Find the lines that hold the word "JSON" and return them.

Raw data:
#####

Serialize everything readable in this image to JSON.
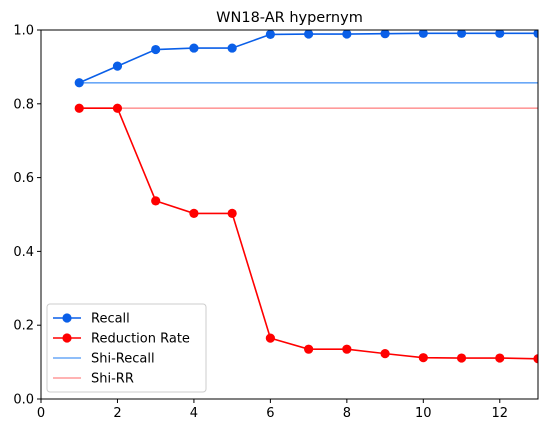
{
  "chart_data": {
    "type": "line",
    "title": "WN18-AR hypernym",
    "xlabel": "",
    "ylabel": "",
    "xlim": [
      0,
      13
    ],
    "ylim": [
      0,
      1
    ],
    "xticks": [
      0,
      2,
      4,
      6,
      8,
      10,
      12
    ],
    "yticks": [
      0.0,
      0.2,
      0.4,
      0.6,
      0.8,
      1.0
    ],
    "ytick_labels": [
      "0.0",
      "0.2",
      "0.4",
      "0.6",
      "0.8",
      "1.0"
    ],
    "grid": false,
    "legend_position": "lower-left",
    "x": [
      1,
      2,
      3,
      4,
      5,
      6,
      7,
      8,
      9,
      10,
      11,
      12,
      13
    ],
    "series": [
      {
        "name": "Recall",
        "color": "#0a5fe8",
        "markers": true,
        "values": [
          0.857,
          0.902,
          0.947,
          0.951,
          0.951,
          0.988,
          0.989,
          0.989,
          0.99,
          0.991,
          0.991,
          0.991,
          0.991
        ]
      },
      {
        "name": "Reduction Rate",
        "color": "#ff0000",
        "markers": true,
        "values": [
          0.788,
          0.788,
          0.537,
          0.503,
          0.503,
          0.165,
          0.135,
          0.135,
          0.123,
          0.112,
          0.111,
          0.111,
          0.109
        ]
      }
    ],
    "reference_lines": [
      {
        "name": "Shi-Recall",
        "color": "#6aa8f7",
        "value": 0.857,
        "x_start": 1,
        "x_end": 13
      },
      {
        "name": "Shi-RR",
        "color": "#ff9a9a",
        "value": 0.788,
        "x_start": 1,
        "x_end": 13
      }
    ]
  }
}
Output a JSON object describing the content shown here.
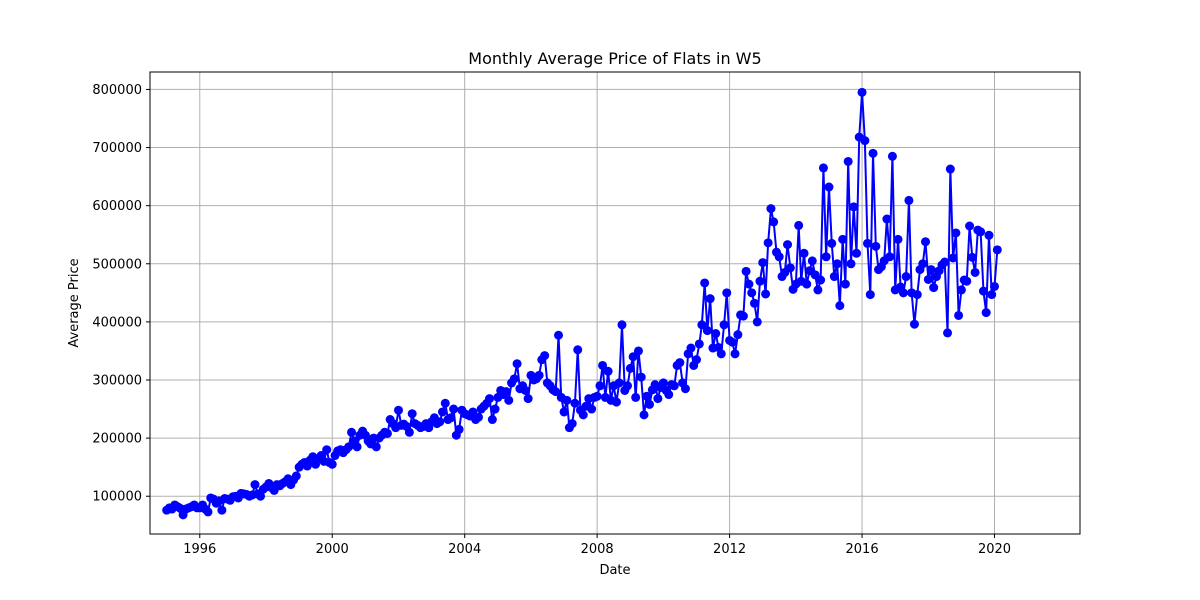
{
  "chart_data": {
    "type": "line",
    "title": "Monthly Average Price of Flats in W5",
    "xlabel": "Date",
    "ylabel": "Average Price",
    "xlim": [
      "1994-07-01",
      "2022-08-01"
    ],
    "ylim": [
      35000,
      830000
    ],
    "x_ticks": [
      "1996-01-01",
      "2000-01-01",
      "2004-01-01",
      "2008-01-01",
      "2012-01-01",
      "2016-01-01",
      "2020-01-01"
    ],
    "x_tick_labels": [
      "1996",
      "2000",
      "2004",
      "2008",
      "2012",
      "2016",
      "2020"
    ],
    "y_ticks": [
      100000,
      200000,
      300000,
      400000,
      500000,
      600000,
      700000,
      800000
    ],
    "y_tick_labels": [
      "100000",
      "200000",
      "300000",
      "400000",
      "500000",
      "600000",
      "700000",
      "800000"
    ],
    "grid": true,
    "series_color": "#0000ff",
    "marker": "circle",
    "start_month": "1995-01",
    "values": [
      76000,
      80000,
      78000,
      85000,
      82000,
      79000,
      68000,
      78000,
      80000,
      82000,
      85000,
      80000,
      80000,
      85000,
      78000,
      73000,
      97000,
      95000,
      88000,
      92000,
      76000,
      96000,
      95000,
      93000,
      99000,
      100000,
      97000,
      105000,
      104000,
      103000,
      100000,
      102000,
      120000,
      104000,
      100000,
      112000,
      116000,
      122000,
      115000,
      110000,
      120000,
      118000,
      122000,
      125000,
      130000,
      120000,
      128000,
      135000,
      150000,
      155000,
      158000,
      152000,
      162000,
      168000,
      155000,
      165000,
      170000,
      160000,
      180000,
      158000,
      155000,
      170000,
      178000,
      180000,
      175000,
      180000,
      185000,
      210000,
      195000,
      185000,
      205000,
      212000,
      205000,
      195000,
      190000,
      200000,
      185000,
      200000,
      205000,
      210000,
      208000,
      232000,
      225000,
      218000,
      248000,
      222000,
      224000,
      220000,
      210000,
      242000,
      225000,
      222000,
      218000,
      220000,
      225000,
      218000,
      228000,
      235000,
      225000,
      228000,
      245000,
      260000,
      232000,
      235000,
      250000,
      205000,
      215000,
      248000,
      242000,
      240000,
      238000,
      245000,
      232000,
      236000,
      250000,
      255000,
      260000,
      268000,
      232000,
      250000,
      270000,
      282000,
      275000,
      280000,
      265000,
      295000,
      302000,
      328000,
      285000,
      290000,
      282000,
      268000,
      308000,
      300000,
      302000,
      308000,
      335000,
      342000,
      295000,
      290000,
      283000,
      280000,
      377000,
      270000,
      245000,
      265000,
      218000,
      225000,
      260000,
      352000,
      248000,
      240000,
      255000,
      268000,
      250000,
      270000,
      272000,
      290000,
      325000,
      270000,
      315000,
      265000,
      290000,
      262000,
      295000,
      395000,
      282000,
      290000,
      320000,
      340000,
      270000,
      350000,
      305000,
      240000,
      272000,
      258000,
      283000,
      292000,
      268000,
      287000,
      295000,
      282000,
      275000,
      292000,
      290000,
      325000,
      330000,
      295000,
      285000,
      345000,
      355000,
      325000,
      335000,
      362000,
      395000,
      467000,
      385000,
      440000,
      355000,
      380000,
      356000,
      345000,
      395000,
      450000,
      368000,
      365000,
      345000,
      378000,
      412000,
      410000,
      487000,
      465000,
      450000,
      432000,
      400000,
      470000,
      502000,
      448000,
      536000,
      595000,
      572000,
      520000,
      512000,
      478000,
      485000,
      533000,
      493000,
      456000,
      465000,
      566000,
      470000,
      518000,
      465000,
      488000,
      505000,
      481000,
      455000,
      472000,
      665000,
      512000,
      632000,
      535000,
      478000,
      500000,
      428000,
      542000,
      465000,
      676000,
      500000,
      598000,
      518000,
      718000,
      795000,
      712000,
      535000,
      447000,
      690000,
      530000,
      490000,
      495000,
      505000,
      577000,
      512000,
      685000,
      455000,
      542000,
      460000,
      450000,
      478000,
      609000,
      450000,
      396000,
      447000,
      490000,
      500000,
      538000,
      473000,
      490000,
      459000,
      478000,
      488000,
      498000,
      503000,
      381000,
      663000,
      510000,
      553000,
      411000,
      455000,
      472000,
      470000,
      565000,
      511000,
      485000,
      558000,
      555000,
      453000,
      416000,
      549000,
      447000,
      461000,
      524000
    ]
  }
}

#####

Exercise answer:
Serialize everything readable in this image to JSON.
Output a JSON object describing the content shown here.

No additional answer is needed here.